WORK TO DO:
1 - Using the post on Apple deleting purchased movies, tell whether each statement agrees with it, answering yes or no and quoting the words that decide it: (a) Apple gave da Silva a refund for the missing movies; (b) Apple's reply said the content provider had pulled the movies from the Canadian Store; (c) Apple's terms say content may not be available for redownload once it is no longer offered.
2 - Write the next part of the post on Apple deleting purchased movies, picking up after its final sentence.

QUOTED PASSAGE:
===============

Archive for September 13, 2018

Thursday, September 13, 2018

Apple Can Delete Purchased Movies From Your Library Without Telling You

Anders G da Silva:

Hey Apple, three movies I bought disappeared from my iTunes library.

Casey Johnston (Hacker News):

When da Silva wrote to Apple to complain about the missing movies, Apple wrote back to him that “the content provider has removed these movies from the Canadian Store. Hence, these movies are not available in the Canada iTunes Store at this time.” For his trouble in notifying Apple that it had disappeared three of his ostensible belongings for incredibly dubious legal reasons, Apple offered da Silva not even a refund, but two credits for renting a movie on the iTunes Store “priced up to $5.99 USD.”


“You may be able to redownload previously acquired Content (‘Redownload’) to your devices that are signed in with the same Apple ID (‘Associated Devices’),” says the TOS, but also, “Content may not be available for Redownload if that Content is no longer offered on our Services.” For reasons that are easy to guess, Apple has never widely advertised that, by deleting locally stored content, users are actually rolling the dice as to whether they will ever be able to get it back.

===============

AVAILABLE DATA:
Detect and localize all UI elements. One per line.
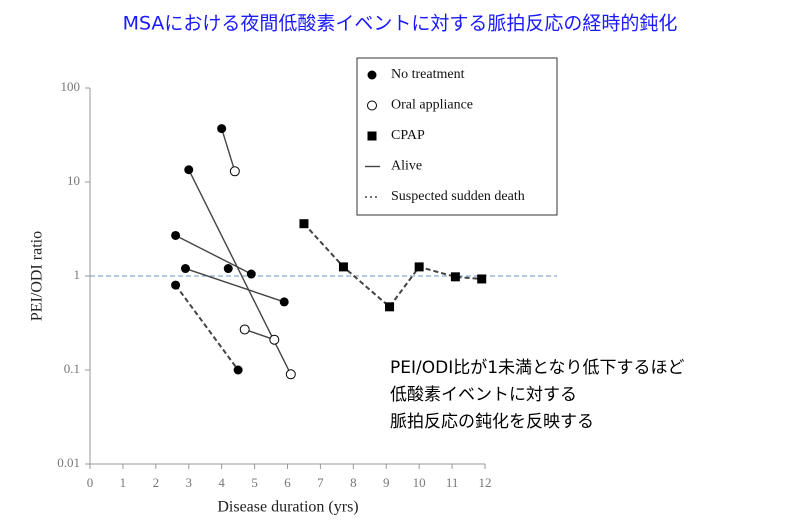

===============

FINAL RESULTS:
1 -
(a) No: "Apple offered da Silva not even a refund, but two credits for renting a movie on the iTunes Store"
(b) Yes: "the content provider has removed these movies from the Canadian Store"
(c) Yes: "Content may not be available for Redownload if that Content is no longer offered on our Services."

2 -
As da Silva and others have pointed out before, the “Buy” button in digital stores is, at best, mislabeled.

Because of DRM, even if you keep a local copy of the movie you won’t be able to play it when you inevitably replace your device.

The Macalope:

This guy should get his money back in full.

Ken Kandel:

Happened to me too. Got three rentals in place of 30 episodes of the original Star Trek. Taught me to download everything and keep a backup of it. It truly pissed me off,

Scott Perry:

This has happened to me with music as well. If something doesn’t live DRM-free on your own storage, you don’t actually own it.

John Archer:

I have even been contacted just today by an iTunes user who tells me that dozens of films he owns in iTunes—many of which were actually bought in iTunes—have stepped back on his Apple TV 4K to HD, having previously being available in 4K.

Rene Ritchie:

Movies appearing and disappearing in iTunes (or any service) as the studio agreements dictate has been happening for years. Totally customer hostile and studio agreements should prevent it but it’s not new.

Previously: Outlawed by Amazon DRM.

Update (2018-09-14): Bob Burrough:

The problem appears to be a mismatch between legal reality and customer expectation. Customers are broadly under the impression that if they have purchased content, they will be able to download that content indefinitely.


  1. Legal reality is not what customers want.
  2. Apple doesn’t try very hard to communicate the actual reality.
  3. Customer not notified when content removed.
  4. Apple (and, I guess, the content provider, too) keeps the money after removing the content.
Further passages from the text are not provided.